Written request —
Extract every record, keeping each one exactly as it is.
## START Raw data
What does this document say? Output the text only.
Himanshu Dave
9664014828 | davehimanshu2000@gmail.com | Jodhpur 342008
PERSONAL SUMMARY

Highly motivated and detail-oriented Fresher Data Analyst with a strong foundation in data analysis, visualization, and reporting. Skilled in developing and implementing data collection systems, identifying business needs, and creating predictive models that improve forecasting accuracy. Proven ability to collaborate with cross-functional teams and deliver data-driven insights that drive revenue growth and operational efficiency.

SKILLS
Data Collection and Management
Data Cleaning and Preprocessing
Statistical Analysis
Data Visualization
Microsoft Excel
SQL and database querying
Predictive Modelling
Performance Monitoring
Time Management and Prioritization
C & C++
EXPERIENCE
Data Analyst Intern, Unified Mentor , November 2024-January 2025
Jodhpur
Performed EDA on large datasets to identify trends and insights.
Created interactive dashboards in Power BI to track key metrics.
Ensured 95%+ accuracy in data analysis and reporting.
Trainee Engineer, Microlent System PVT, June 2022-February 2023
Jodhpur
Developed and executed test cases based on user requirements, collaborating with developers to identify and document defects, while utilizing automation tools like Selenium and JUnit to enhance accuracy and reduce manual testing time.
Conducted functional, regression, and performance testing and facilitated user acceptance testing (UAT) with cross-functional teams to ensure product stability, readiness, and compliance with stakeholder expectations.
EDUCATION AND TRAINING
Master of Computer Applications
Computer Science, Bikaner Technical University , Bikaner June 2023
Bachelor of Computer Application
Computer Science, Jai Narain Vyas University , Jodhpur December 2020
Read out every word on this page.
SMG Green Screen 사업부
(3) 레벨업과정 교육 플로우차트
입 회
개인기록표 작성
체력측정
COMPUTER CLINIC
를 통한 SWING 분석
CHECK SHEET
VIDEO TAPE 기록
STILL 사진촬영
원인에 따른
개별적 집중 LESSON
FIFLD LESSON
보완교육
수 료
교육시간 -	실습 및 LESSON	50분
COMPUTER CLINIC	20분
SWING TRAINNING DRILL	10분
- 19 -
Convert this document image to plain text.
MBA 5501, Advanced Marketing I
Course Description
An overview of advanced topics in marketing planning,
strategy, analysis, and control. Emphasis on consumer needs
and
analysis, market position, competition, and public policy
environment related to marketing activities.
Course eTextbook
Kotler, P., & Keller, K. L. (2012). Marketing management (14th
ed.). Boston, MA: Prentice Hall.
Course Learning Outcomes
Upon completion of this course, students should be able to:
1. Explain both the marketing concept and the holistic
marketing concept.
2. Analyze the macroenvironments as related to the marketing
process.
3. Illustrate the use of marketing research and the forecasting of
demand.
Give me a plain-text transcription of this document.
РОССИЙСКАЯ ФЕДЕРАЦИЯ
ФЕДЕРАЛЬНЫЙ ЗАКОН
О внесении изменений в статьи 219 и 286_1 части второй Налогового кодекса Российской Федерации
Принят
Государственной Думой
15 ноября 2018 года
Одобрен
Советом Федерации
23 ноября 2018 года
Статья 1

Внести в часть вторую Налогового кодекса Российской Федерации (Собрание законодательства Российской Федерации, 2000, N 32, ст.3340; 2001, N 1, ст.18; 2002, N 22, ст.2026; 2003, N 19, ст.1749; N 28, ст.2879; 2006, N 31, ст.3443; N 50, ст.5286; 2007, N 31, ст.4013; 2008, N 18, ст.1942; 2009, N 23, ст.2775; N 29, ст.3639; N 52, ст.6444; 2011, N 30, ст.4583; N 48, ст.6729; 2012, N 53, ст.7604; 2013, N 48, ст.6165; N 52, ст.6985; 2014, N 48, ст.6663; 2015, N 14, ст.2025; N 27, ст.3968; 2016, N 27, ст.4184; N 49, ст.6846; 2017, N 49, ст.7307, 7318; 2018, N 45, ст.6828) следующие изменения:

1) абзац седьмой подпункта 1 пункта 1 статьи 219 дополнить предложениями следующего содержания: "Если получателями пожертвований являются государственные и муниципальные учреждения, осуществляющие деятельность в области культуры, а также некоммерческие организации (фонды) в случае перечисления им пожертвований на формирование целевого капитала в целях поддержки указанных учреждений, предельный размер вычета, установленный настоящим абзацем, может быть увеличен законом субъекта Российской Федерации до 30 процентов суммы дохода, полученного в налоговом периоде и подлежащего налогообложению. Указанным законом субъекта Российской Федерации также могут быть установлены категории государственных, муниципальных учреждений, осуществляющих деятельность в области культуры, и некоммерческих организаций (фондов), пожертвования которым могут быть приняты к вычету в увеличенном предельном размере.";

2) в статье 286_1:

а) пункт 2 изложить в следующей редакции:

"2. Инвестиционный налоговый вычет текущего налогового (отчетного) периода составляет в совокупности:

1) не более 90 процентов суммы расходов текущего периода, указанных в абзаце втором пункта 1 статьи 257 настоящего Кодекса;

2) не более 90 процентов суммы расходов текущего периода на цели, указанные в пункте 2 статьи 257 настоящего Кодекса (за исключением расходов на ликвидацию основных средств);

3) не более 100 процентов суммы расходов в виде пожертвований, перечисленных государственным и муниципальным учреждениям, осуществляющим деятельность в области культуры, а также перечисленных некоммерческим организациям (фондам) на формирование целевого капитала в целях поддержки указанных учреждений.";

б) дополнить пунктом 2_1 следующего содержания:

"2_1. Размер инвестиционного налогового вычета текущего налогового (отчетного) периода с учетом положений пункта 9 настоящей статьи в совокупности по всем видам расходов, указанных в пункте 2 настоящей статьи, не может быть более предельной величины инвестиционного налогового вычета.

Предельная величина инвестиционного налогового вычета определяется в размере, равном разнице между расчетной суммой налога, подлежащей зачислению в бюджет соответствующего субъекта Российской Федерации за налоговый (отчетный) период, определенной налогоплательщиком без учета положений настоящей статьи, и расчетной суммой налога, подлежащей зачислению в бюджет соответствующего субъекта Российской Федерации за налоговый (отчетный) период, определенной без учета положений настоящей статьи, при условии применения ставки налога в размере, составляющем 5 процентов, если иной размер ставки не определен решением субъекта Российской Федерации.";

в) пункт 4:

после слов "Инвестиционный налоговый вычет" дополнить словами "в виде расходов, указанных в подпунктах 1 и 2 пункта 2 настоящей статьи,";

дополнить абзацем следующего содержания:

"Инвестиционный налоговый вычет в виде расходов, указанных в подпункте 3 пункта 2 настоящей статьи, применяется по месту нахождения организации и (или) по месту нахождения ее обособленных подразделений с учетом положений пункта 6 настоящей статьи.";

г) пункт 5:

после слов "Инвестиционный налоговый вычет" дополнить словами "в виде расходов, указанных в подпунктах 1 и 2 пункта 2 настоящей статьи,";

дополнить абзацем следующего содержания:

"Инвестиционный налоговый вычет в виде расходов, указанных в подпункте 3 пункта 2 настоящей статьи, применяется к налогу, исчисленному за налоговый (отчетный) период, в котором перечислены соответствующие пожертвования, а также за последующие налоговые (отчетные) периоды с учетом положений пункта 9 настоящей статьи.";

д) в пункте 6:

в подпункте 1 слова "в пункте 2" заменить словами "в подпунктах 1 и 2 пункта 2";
## END Raw data
Written answer —
What does this document say? Output the text only.
Himanshu Dave
9664014828 | davehimanshu2000@gmail.com | Jodhpur 342008
PERSONAL SUMMARY

Highly motivated and detail-oriented Fresher Data Analyst with a strong foundation in data analysis, visualization, and reporting. Skilled in developing and implementing data collection systems, identifying business needs, and creating predictive models that improve forecasting accuracy. Proven ability to collaborate with cross-functional teams and deliver data-driven insights that drive revenue growth and operational efficiency.

SKILLS
Data Collection and Management
Data Cleaning and Preprocessing
Statistical Analysis
Data Visualization
Microsoft Excel
SQL and database querying
Predictive Modelling
Performance Monitoring
Time Management and Prioritization
C & C++
EXPERIENCE
Data Analyst Intern, Unified Mentor , November 2024-January 2025
Jodhpur
Performed EDA on large datasets to identify trends and insights.
Created interactive dashboards in Power BI to track key metrics.
Ensured 95%+ accuracy in data analysis and reporting.
Trainee Engineer, Microlent System PVT, June 2022-February 2023
Jodhpur
Developed and executed test cases based on user requirements, collaborating with developers to identify and document defects, while utilizing automation tools like Selenium and JUnit to enhance accuracy and reduce manual testing time.
Conducted functional, regression, and performance testing and facilitated user acceptance testing (UAT) with cross-functional teams to ensure product stability, readiness, and compliance with stakeholder expectations.
EDUCATION AND TRAINING
Master of Computer Applications
Computer Science, Bikaner Technical University , Bikaner June 2023
Bachelor of Computer Application
Computer Science, Jai Narain Vyas University , Jodhpur December 2020
Read out every word on this page.
SMG Green Screen 사업부
(3) 레벨업과정 교육 플로우차트
입 회
개인기록표 작성
체력측정
COMPUTER CLINIC
를 통한 SWING 분석
CHECK SHEET
VIDEO TAPE 기록
STILL 사진촬영
원인에 따른
개별적 집중 LESSON
FIFLD LESSON
보완교육
수 료
교육시간 -	실습 및 LESSON	50분
COMPUTER CLINIC	20분
SWING TRAINNING DRILL	10분
- 19 -
Convert this document image to plain text.
MBA 5501, Advanced Marketing I
Course Description
An overview of advanced topics in marketing planning,
strategy, analysis, and control. Emphasis on consumer needs
and
analysis, market position, competition, and public policy
environment related to marketing activities.
Course eTextbook
Kotler, P., & Keller, K. L. (2012). Marketing management (14th
ed.). Boston, MA: Prentice Hall.
Course Learning Outcomes
Upon completion of this course, students should be able to:
1. Explain both the marketing concept and the holistic
marketing concept.
2. Analyze the macroenvironments as related to the marketing
process.
3. Illustrate the use of marketing research and the forecasting of
demand.
Give me a plain-text transcription of this document.
РОССИЙСКАЯ ФЕДЕРАЦИЯ
ФЕДЕРАЛЬНЫЙ ЗАКОН
О внесении изменений в статьи 219 и 286_1 части второй Налогового кодекса Российской Федерации
Принят
Государственной Думой
15 ноября 2018 года
Одобрен
Советом Федерации
23 ноября 2018 года
Статья 1

Внести в часть вторую Налогового кодекса Российской Федерации (Собрание законодательства Российской Федерации, 2000, N 32, ст.3340; 2001, N 1, ст.18; 2002, N 22, ст.2026; 2003, N 19, ст.1749; N 28, ст.2879; 2006, N 31, ст.3443; N 50, ст.5286; 2007, N 31, ст.4013; 2008, N 18, ст.1942; 2009, N 23, ст.2775; N 29, ст.3639; N 52, ст.6444; 2011, N 30, ст.4583; N 48, ст.6729; 2012, N 53, ст.7604; 2013, N 48, ст.6165; N 52, ст.6985; 2014, N 48, ст.6663; 2015, N 14, ст.2025; N 27, ст.3968; 2016, N 27, ст.4184; N 49, ст.6846; 2017, N 49, ст.7307, 7318; 2018, N 45, ст.6828) следующие изменения:

1) абзац седьмой подпункта 1 пункта 1 статьи 219 дополнить предложениями следующего содержания: "Если получателями пожертвований являются государственные и муниципальные учреждения, осуществляющие деятельность в области культуры, а также некоммерческие организации (фонды) в случае перечисления им пожертвований на формирование целевого капитала в целях поддержки указанных учреждений, предельный размер вычета, установленный настоящим абзацем, может быть увеличен законом субъекта Российской Федерации до 30 процентов суммы дохода, полученного в налоговом периоде и подлежащего налогообложению. Указанным законом субъекта Российской Федерации также могут быть установлены категории государственных, муниципальных учреждений, осуществляющих деятельность в области культуры, и некоммерческих организаций (фондов), пожертвования которым могут быть приняты к вычету в увеличенном предельном размере.";

2) в статье 286_1:

а) пункт 2 изложить в следующей редакции:

"2. Инвестиционный налоговый вычет текущего налогового (отчетного) периода составляет в совокупности:

1) не более 90 процентов суммы расходов текущего периода, указанных в абзаце втором пункта 1 статьи 257 настоящего Кодекса;

2) не более 90 процентов суммы расходов текущего периода на цели, указанные в пункте 2 статьи 257 настоящего Кодекса (за исключением расходов на ликвидацию основных средств);

3) не более 100 процентов суммы расходов в виде пожертвований, перечисленных государственным и муниципальным учреждениям, осуществляющим деятельность в области культуры, а также перечисленных некоммерческим организациям (фондам) на формирование целевого капитала в целях поддержки указанных учреждений.";

б) дополнить пунктом 2_1 следующего содержания:

"2_1. Размер инвестиционного налогового вычета текущего налогового (отчетного) периода с учетом положений пункта 9 настоящей статьи в совокупности по всем видам расходов, указанных в пункте 2 настоящей статьи, не может быть более предельной величины инвестиционного налогового вычета.

Предельная величина инвестиционного налогового вычета определяется в размере, равном разнице между расчетной суммой налога, подлежащей зачислению в бюджет соответствующего субъекта Российской Федерации за налоговый (отчетный) период, определенной налогоплательщиком без учета положений настоящей статьи, и расчетной суммой налога, подлежащей зачислению в бюджет соответствующего субъекта Российской Федерации за налоговый (отчетный) период, определенной без учета положений настоящей статьи, при условии применения ставки налога в размере, составляющем 5 процентов, если иной размер ставки не определен решением субъекта Российской Федерации.";

в) пункт 4:

после слов "Инвестиционный налоговый вычет" дополнить словами "в виде расходов, указанных в подпунктах 1 и 2 пункта 2 настоящей статьи,";

дополнить абзацем следующего содержания:

"Инвестиционный налоговый вычет в виде расходов, указанных в подпункте 3 пункта 2 настоящей статьи, применяется по месту нахождения организации и (или) по месту нахождения ее обособленных подразделений с учетом положений пункта 6 настоящей статьи.";

г) пункт 5:

после слов "Инвестиционный налоговый вычет" дополнить словами "в виде расходов, указанных в подпунктах 1 и 2 пункта 2 настоящей статьи,";

дополнить абзацем следующего содержания:

"Инвестиционный налоговый вычет в виде расходов, указанных в подпункте 3 пункта 2 настоящей статьи, применяется к налогу, исчисленному за налоговый (отчетный) период, в котором перечислены соответствующие пожертвования, а также за последующие налоговые (отчетные) периоды с учетом положений пункта 9 настоящей статьи.";

д) в пункте 6:

в подпункте 1 слова "в пункте 2" заменить словами "в подпунктах 1 и 2 пункта 2";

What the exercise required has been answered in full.